[begin SUPPLIED DATA]
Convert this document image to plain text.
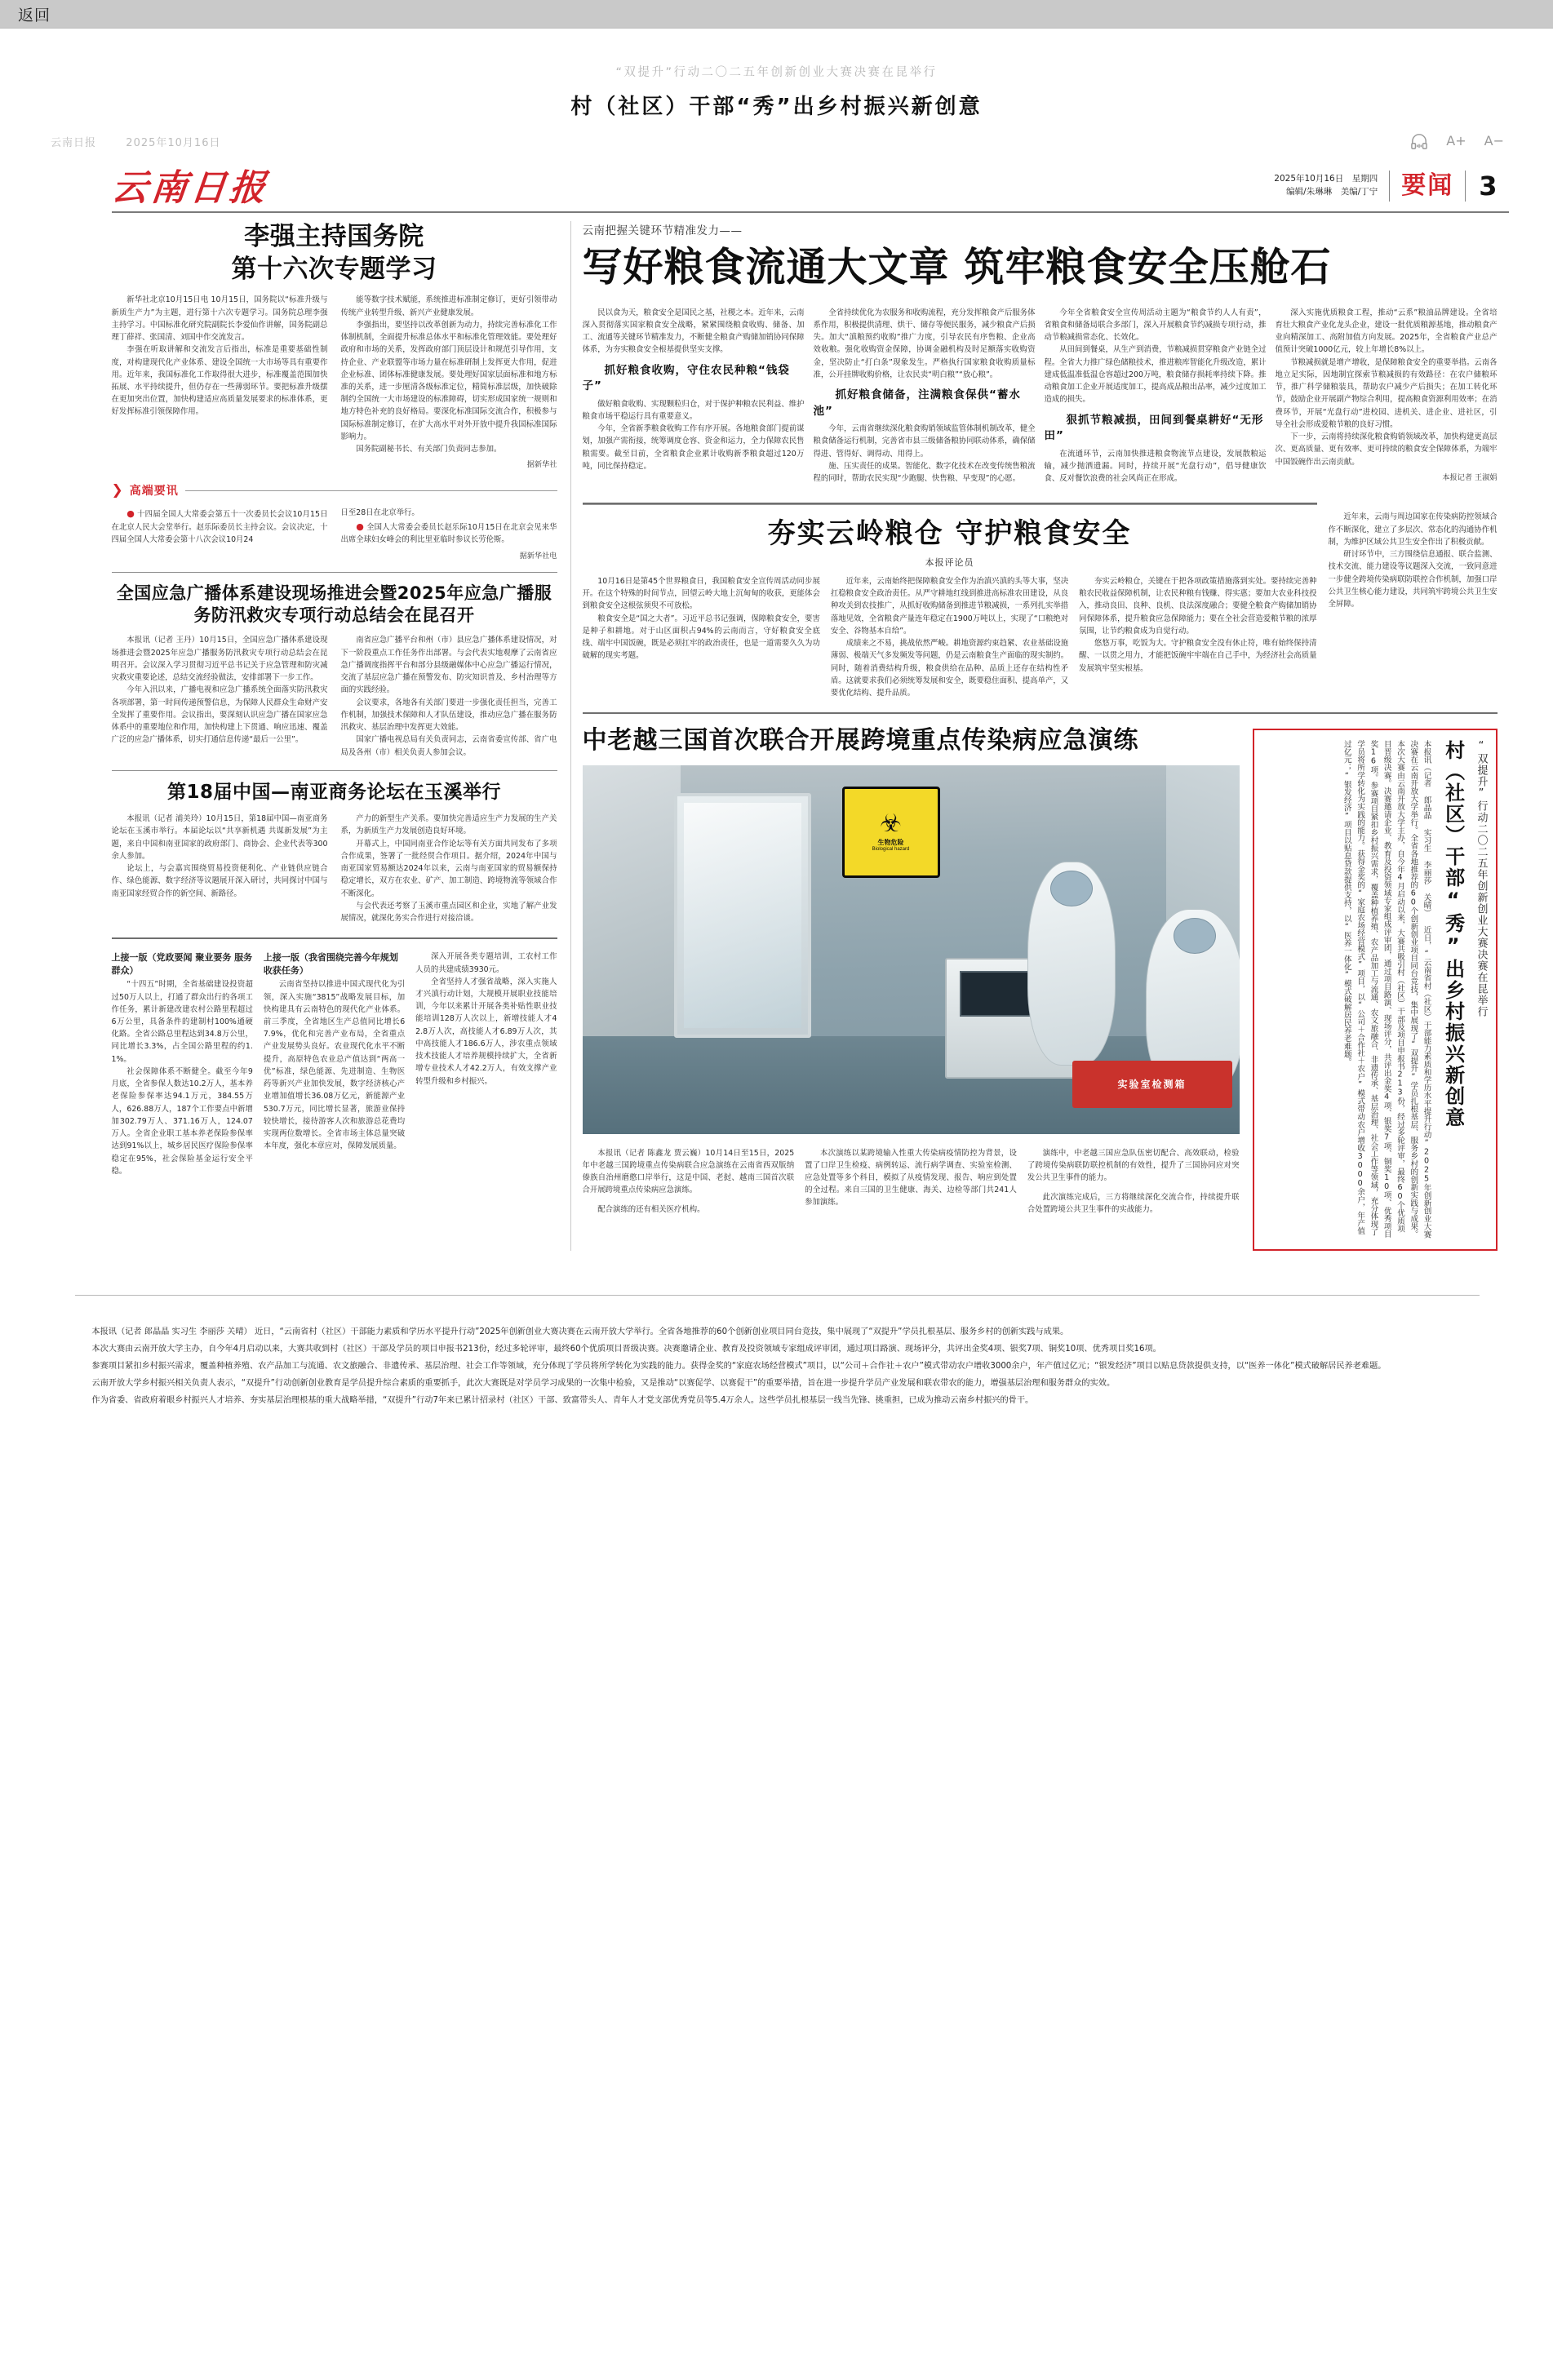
返回
“双提升”行动二〇二五年创新创业大赛决赛在昆举行
村（社区）干部“秀”出乡村振兴新创意
云南日报	2025年10月16日	A+ A−
云南日报	2025年10月16日　星期四
编辑/朱琳琳　美编/丁宁 要闻 3
李强主持国务院
第十六次专题学习

新华社北京10月15日电 10月15日，国务院以“标准升级与新质生产力”为主题，进行第十六次专题学习。国务院总理李强主持学习。中国标准化研究院副院长李爱仙作讲解，国务院副总理丁薛祥、张国清、刘国中作交流发言。

李强在听取讲解和交流发言后指出，标准是重要基础性制度，对构建现代化产业体系、建设全国统一大市场等具有重要作用。近年来，我国标准化工作取得很大进步，标准覆盖范围加快拓展、水平持续提升，但仍存在一些薄弱环节。要把标准升级摆在更加突出位置，加快构建适应高质量发展要求的标准体系，更好发挥标准引领保障作用。

能等数字技术赋能，系统推进标准制定修订，更好引领带动传统产业转型升级、新兴产业健康发展。

李强指出，要坚持以改革创新为动力，持续完善标准化工作体制机制，全面提升标准总体水平和标准化管理效能。要处理好政府和市场的关系，发挥政府部门顶层设计和规范引导作用，支持企业、产业联盟等市场力量在标准研制上发挥更大作用，促进企业标准、团体标准健康发展。要处理好国家层面标准和地方标准的关系，进一步厘清各级标准定位，精简标准层级，加快破除制约全国统一大市场建设的标准障碍，切实形成国家统一规则和地方特色补充的良好格局。要深化标准国际交流合作，积极参与国际标准制定修订，在扩大高水平对外开放中提升我国标准国际影响力。

国务院副秘书长、有关部门负责同志参加。

据新华社
❯ 高端要讯

● 十四届全国人大常委会第五十一次委员长会议10月15日在北京人民大会堂举行。赵乐际委员长主持会议。会议决定，十四届全国人大常委会第十八次会议10月24

日至28日在北京举行。

● 全国人大常委会委员长赵乐际10月15日在北京会见来华出席全球妇女峰会的利比里亚临时参议长劳伦斯。

据新华社电
全国应急广播体系建设现场推进会暨2025年应急广播服务防汛救灾专项行动总结会在昆召开

本报讯（记者 王丹）10月15日，全国应急广播体系建设现场推进会暨2025年应急广播服务防汛救灾专项行动总结会在昆明召开。会议深入学习贯彻习近平总书记关于应急管理和防灾减灾救灾重要论述，总结交流经验做法，安排部署下一步工作。

今年入汛以来，广播电视和应急广播系统全面落实防汛救灾各项部署，第一时间传递预警信息，为保障人民群众生命财产安全发挥了重要作用。会议指出，要深刻认识应急广播在国家应急体系中的重要地位和作用，加快构建上下贯通、响应迅速、覆盖广泛的应急广播体系，切实打通信息传递“最后一公里”。

南省应急广播平台和州（市）县应急广播体系建设情况，对下一阶段重点工作任务作出部署。与会代表实地观摩了云南省应急广播调度指挥平台和部分县级融媒体中心应急广播运行情况，交流了基层应急广播在预警发布、防灾知识普及、乡村治理等方面的实践经验。

会议要求，各地各有关部门要进一步强化责任担当，完善工作机制，加强技术保障和人才队伍建设，推动应急广播在服务防汛救灾、基层治理中发挥更大效能。

国家广播电视总局有关负责同志，云南省委宣传部、省广电局及各州（市）相关负责人参加会议。

第18届中国—南亚商务论坛在玉溪举行

本报讯（记者 浦美玲）10月15日，第18届中国—南亚商务论坛在玉溪市举行。本届论坛以“共享新机遇 共谋新发展”为主题，来自中国和南亚国家的政府部门、商协会、企业代表等300余人参加。

论坛上，与会嘉宾围绕贸易投资便利化、产业链供应链合作、绿色能源、数字经济等议题展开深入研讨，共同探讨中国与南亚国家经贸合作的新空间、新路径。

产力的新型生产关系。要加快完善适应生产力发展的生产关系，为新质生产力发展创造良好环境。

开幕式上，中国同南亚合作论坛等有关方面共同发布了多项合作成果，签署了一批经贸合作项目。据介绍，2024年中国与南亚国家贸易额达2024年以来，云南与南亚国家的贸易额保持稳定增长，双方在农业、矿产、加工制造、跨境物流等领域合作不断深化。

与会代表还考察了玉溪市重点园区和企业，实地了解产业发展情况，就深化务实合作进行对接洽谈。

上接一版（党政要闻 聚业要务 服务群众）

“十四五”时期，全省基础建设投资超过50万人以上，打通了群众出行的各项工作任务，累计新建改建农村公路里程超过6万公里，具备条件的建制村100%通硬化路。全省公路总里程达到34.8万公里，同比增长3.3%，占全国公路里程的约1.1%。

社会保障体系不断健全。截至今年9月底，全省参保人数达10.2万人，基本养老保险参保率达94.1万元，384.55万人，626.88万人，187个工作要点中新增加302.79万人、371.16万人，124.07万人。全省企业职工基本养老保险参保率达到91%以上，城乡居民医疗保险参保率稳定在95%，社会保险基金运行安全平稳。

上接一版（我省围绕完善今年规划收获任务）

云南省坚持以推进中国式现代化为引领，深入实施“3815”战略发展目标，加快构建具有云南特色的现代化产业体系。前三季度，全省地区生产总值同比增长67.9%，优化和完善产业布局，全省重点产业发展势头良好。农业现代化水平不断提升，高原特色农业总产值达到“两高一优”标准，绿色能源、先进制造、生物医药等新兴产业加快发展，数字经济核心产业增加值增长36.08万亿元，新能源产业530.7万元，同比增长显著，旅游业保持较快增长，接待游客人次和旅游总花费均实现两位数增长。全省市场主体总量突破本年度，强化本章应对，保障发展质量。

深入开展各类专题培训，工农村工作人员的共建成绩3930元。

全省坚持人才强省战略，深入实施人才兴滇行动计划，大规模开展职业技能培训，今年以来累计开展各类补贴性职业技能培训128万人次以上，新增技能人才42.8万人次，高技能人才6.89万人次，其中高技能人才186.6万人，涉农重点领域技术技能人才培养规模持续扩大，全省新增专业技术人才42.2万人，有效支撑产业转型升级和乡村振兴。

云南把握关键环节精准发力——
写好粮食流通大文章 筑牢粮食安全压舱石

民以食为天，粮食安全是国民之基，社稷之本。近年来，云南深入贯彻落实国家粮食安全战略，紧紧围绕粮食收购、储备、加工、流通等关键环节精准发力，不断健全粮食产购储加销协同保障体系，为夯实粮食安全根基提供坚实支撑。

抓好粮食收购，守住农民种粮“钱袋子”

做好粮食收购、实现颗粒归仓，对于保护种粮农民利益、维护粮食市场平稳运行具有重要意义。

今年，全省新季粮食收购工作有序开展。各地粮食部门提前谋划，加强产需衔接，统筹调度仓容、资金和运力，全力保障农民售粮需要。截至目前，全省粮食企业累计收购新季粮食超过120万吨，同比保持稳定。

全省持续优化为农服务和收购流程，充分发挥粮食产后服务体系作用，积极提供清理、烘干、储存等便民服务，减少粮食产后损失。加大“滇粮预约收购”推广力度，引导农民有序售粮、企业高效收粮。强化收购资金保障，协调金融机构及时足额落实收购资金，坚决防止“打白条”现象发生。严格执行国家粮食收购质量标准，公开挂牌收购价格，让农民卖“明白粮”“放心粮”。

抓好粮食储备，注满粮食保供“蓄水池”

今年，云南省继续深化粮食购销领域监管体制机制改革，健全粮食储备运行机制，完善省市县三级储备粮协同联动体系，确保储得进、管得好、调得动、用得上。

施、压实责任的成果。智能化、数字化技术在改变传统售粮流程的同时，帮助农民实现“少跑腿、快售粮、早变现”的心愿。

今年全省粮食安全宣传周活动主题为“粮食节约人人有责”，省粮食和储备局联合多部门，深入开展粮食节约减损专项行动，推动节粮减损常态化、长效化。

从田间到餐桌，从生产到消费，节粮减损贯穿粮食产业链全过程。全省大力推广绿色储粮技术，推进粮库智能化升级改造，累计建成低温准低温仓容超过200万吨，粮食储存损耗率持续下降。推动粮食加工企业开展适度加工，提高成品粮出品率，减少过度加工造成的损失。

狠抓节粮减损，田间到餐桌耕好“无形田”

在流通环节，云南加快推进粮食物流节点建设，发展散粮运输，减少抛洒遗漏。同时，持续开展“光盘行动”，倡导健康饮食、反对餐饮浪费的社会风尚正在形成。

深入实施优质粮食工程，推动“云系”粮油品牌建设。全省培育壮大粮食产业化龙头企业，建设一批优质粮源基地，推动粮食产业向精深加工、高附加值方向发展。2025年，全省粮食产业总产值预计突破1000亿元，较上年增长8%以上。

节粮减损就是增产增收，是保障粮食安全的重要举措。云南各地立足实际，因地制宜探索节粮减损的有效路径：在农户储粮环节，推广科学储粮装具，帮助农户减少产后损失；在加工转化环节，鼓励企业开展副产物综合利用，提高粮食资源利用效率；在消费环节，开展“光盘行动”进校园、进机关、进企业、进社区，引导全社会形成爱粮节粮的良好习惯。

下一步，云南将持续深化粮食购销领域改革，加快构建更高层次、更高质量、更有效率、更可持续的粮食安全保障体系，为端牢中国饭碗作出云南贡献。

本报记者 王淑娟
夯实云岭粮仓 守护粮食安全
本报评论员

10月16日是第45个世界粮食日，我国粮食安全宣传周活动同步展开。在这个特殊的时间节点，回望云岭大地上沉甸甸的收获，更能体会到粮食安全这根弦须臾不可放松。

粮食安全是“国之大者”。习近平总书记强调，保障粮食安全，要害是种子和耕地。对于山区面积占94%的云南而言，守好粮食安全底线、端牢中国饭碗，既是必须扛牢的政治责任，也是一道需要久久为功破解的现实考题。

近年来，云南始终把保障粮食安全作为治滇兴滇的头等大事，坚决扛稳粮食安全政治责任。从严守耕地红线到推进高标准农田建设，从良种攻关到农技推广，从抓好收购储备到推进节粮减损，一系列扎实举措落地见效，全省粮食产量连年稳定在1900万吨以上，实现了“口粮绝对安全、谷物基本自给”。

成绩来之不易，挑战依然严峻。耕地资源约束趋紧、农业基础设施薄弱、极端天气多发频发等问题，仍是云南粮食生产面临的现实制约。同时，随着消费结构升级，粮食供给在品种、品质上还存在结构性矛盾。这就要求我们必须统筹发展和安全，既要稳住面积、提高单产，又要优化结构、提升品质。

夯实云岭粮仓，关键在于把各项政策措施落到实处。要持续完善种粮农民收益保障机制，让农民种粮有钱赚、得实惠；要加大农业科技投入，推动良田、良种、良机、良法深度融合；要健全粮食产购储加销协同保障体系，提升粮食应急保障能力；要在全社会营造爱粮节粮的浓厚氛围，让节约粮食成为自觉行动。

悠悠万事，吃饭为大。守护粮食安全没有休止符，唯有始终保持清醒、一以贯之用力，才能把饭碗牢牢端在自己手中，为经济社会高质量发展筑牢坚实根基。

近年来，云南与周边国家在传染病防控领域合作不断深化，建立了多层次、常态化的沟通协作机制，为维护区域公共卫生安全作出了积极贡献。

研讨环节中，三方围绕信息通报、联合监测、技术交流、能力建设等议题深入交流，一致同意进一步健全跨境传染病联防联控合作机制，加强口岸公共卫生核心能力建设，共同筑牢跨境公共卫生安全屏障。

中老越三国首次联合开展跨境重点传染病应急演练
☣
生物危险
Biological hazard
实验室检测箱

本报讯（记者 陈鑫龙 贾云巍）10月14日至15日，2025年中老越三国跨境重点传染病联合应急演练在云南省西双版纳傣族自治州磨憨口岸举行，这是中国、老挝、越南三国首次联合开展跨境重点传染病应急演练。

配合演练的还有相关医疗机构。

本次演练以某跨境输入性重大传染病疫情防控为背景，设置了口岸卫生检疫、病例转运、流行病学调查、实验室检测、应急处置等多个科目，模拟了从疫情发现、报告、响应到处置的全过程。来自三国的卫生健康、海关、边检等部门共241人参加演练。

演练中，中老越三国应急队伍密切配合、高效联动，检验了跨境传染病联防联控机制的有效性，提升了三国协同应对突发公共卫生事件的能力。

此次演练完成后，三方将继续深化交流合作，持续提升联合处置跨境公共卫生事件的实战能力。

“双提升”行动二〇二五年创新创业大赛决赛在昆举行
村（社区）干部“秀”出乡村振兴新创意
本报讯（记者 郎晶晶 实习生 李丽莎 关晴） 近日，“云南省村（社区）干部能力素质和学历水平提升行动”2025年创新创业大赛决赛在云南开放大学举行。全省各地推荐的60个创新创业项目同台竞技，集中展现了“双提升”学员扎根基层、服务乡村的创新实践与成果。本次大赛由云南开放大学主办，自今年4月启动以来，大赛共吸引村（社区）干部及项目申报书213份，经过多轮评审，最终60个优质项目晋级决赛。决赛邀请企业、教育及投资领域专家组成评审团，通过项目路演、现场评分，共评出金奖4项、银奖7项、铜奖10项、优秀项目奖16项。参赛项目紧扣乡村振兴需求，覆盖种植养殖、农产品加工与流通、农文旅融合、非遗传承、基层治理、社会工作等领域，充分体现了学员将所学转化为实践的能力。获得金奖的“家庭农场经营模式”项目，以“公司＋合作社＋农户”模式带动农户增收3000余户，年产值过亿元；“银发经济”项目以贴息贷款提供支持，以“医养一体化”模式破解居民养老难题。

本报讯（记者 郎晶晶 实习生 李丽莎 关晴） 近日，“云南省村（社区）干部能力素质和学历水平提升行动”2025年创新创业大赛决赛在云南开放大学举行。全省各地推荐的60个创新创业项目同台竞技，集中展现了“双提升”学员扎根基层、服务乡村的创新实践与成果。

本次大赛由云南开放大学主办，自今年4月启动以来，大赛共收到村（社区）干部及学员的项目申报书213份，经过多轮评审，最终60个优质项目晋级决赛。决赛邀请企业、教育及投资领域专家组成评审团，通过项目路演、现场评分，共评出金奖4项、银奖7项、铜奖10项、优秀项目奖16项。

参赛项目紧扣乡村振兴需求，覆盖种植养殖、农产品加工与流通、农文旅融合、非遗传承、基层治理、社会工作等领域，充分体现了学员将所学转化为实践的能力。获得金奖的“家庭农场经营模式”项目，以“公司＋合作社＋农户”模式带动农户增收3000余户，年产值过亿元；“银发经济”项目以贴息贷款提供支持，以“医养一体化”模式破解居民养老难题。

云南开放大学乡村振兴相关负责人表示，“双提升”行动创新创业教育是学员提升综合素质的重要抓手，此次大赛既是对学员学习成果的一次集中检验，又是推动“以赛促学、以赛促干”的重要举措，旨在进一步提升学员产业发展和联农带农的能力，增强基层治理和服务群众的实效。

作为省委、省政府着眼乡村振兴人才培养、夯实基层治理根基的重大战略举措，“双提升”行动7年来已累计招录村（社区）干部、致富带头人、青年人才党支部优秀党员等5.4万余人。这些学员扎根基层一线当先锋、挑重担，已成为推动云南乡村振兴的骨干。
[end SUPPLIED DATA]
### DESCRIPTION OF THE TASK
Copy all the lines above that hold the string "非遗传承".

### OUTPUT
本报讯（记者 郎晶晶 实习生 李丽莎 关晴） 近日，“云南省村（社区）干部能力素质和学历水平提升行动”2025年创新创业大赛决赛在云南开放大学举行。全省各地推荐的60个创新创业项目同台竞技，集中展现了“双提升”学员扎根基层、服务乡村的创新实践与成果。本次大赛由云南开放大学主办，自今年4月启动以来，大赛共吸引村（社区）干部及项目申报书213份，经过多轮评审，最终60个优质项目晋级决赛。决赛邀请企业、教育及投资领域专家组成评审团，通过项目路演、现场评分，共评出金奖4项、银奖7项、铜奖10项、优秀项目奖16项。参赛项目紧扣乡村振兴需求，覆盖种植养殖、农产品加工与流通、农文旅融合、非遗传承、基层治理、社会工作等领域，充分体现了学员将所学转化为实践的能力。获得金奖的“家庭农场经营模式”项目，以“公司＋合作社＋农户”模式带动农户增收3000余户，年产值过亿元；“银发经济”项目以贴息贷款提供支持，以“医养一体化”模式破解居民养老难题。
参赛项目紧扣乡村振兴需求，覆盖种植养殖、农产品加工与流通、农文旅融合、非遗传承、基层治理、社会工作等领域，充分体现了学员将所学转化为实践的能力。获得金奖的“家庭农场经营模式”项目，以“公司＋合作社＋农户”模式带动农户增收3000余户，年产值过亿元；“银发经济”项目以贴息贷款提供支持，以“医养一体化”模式破解居民养老难题。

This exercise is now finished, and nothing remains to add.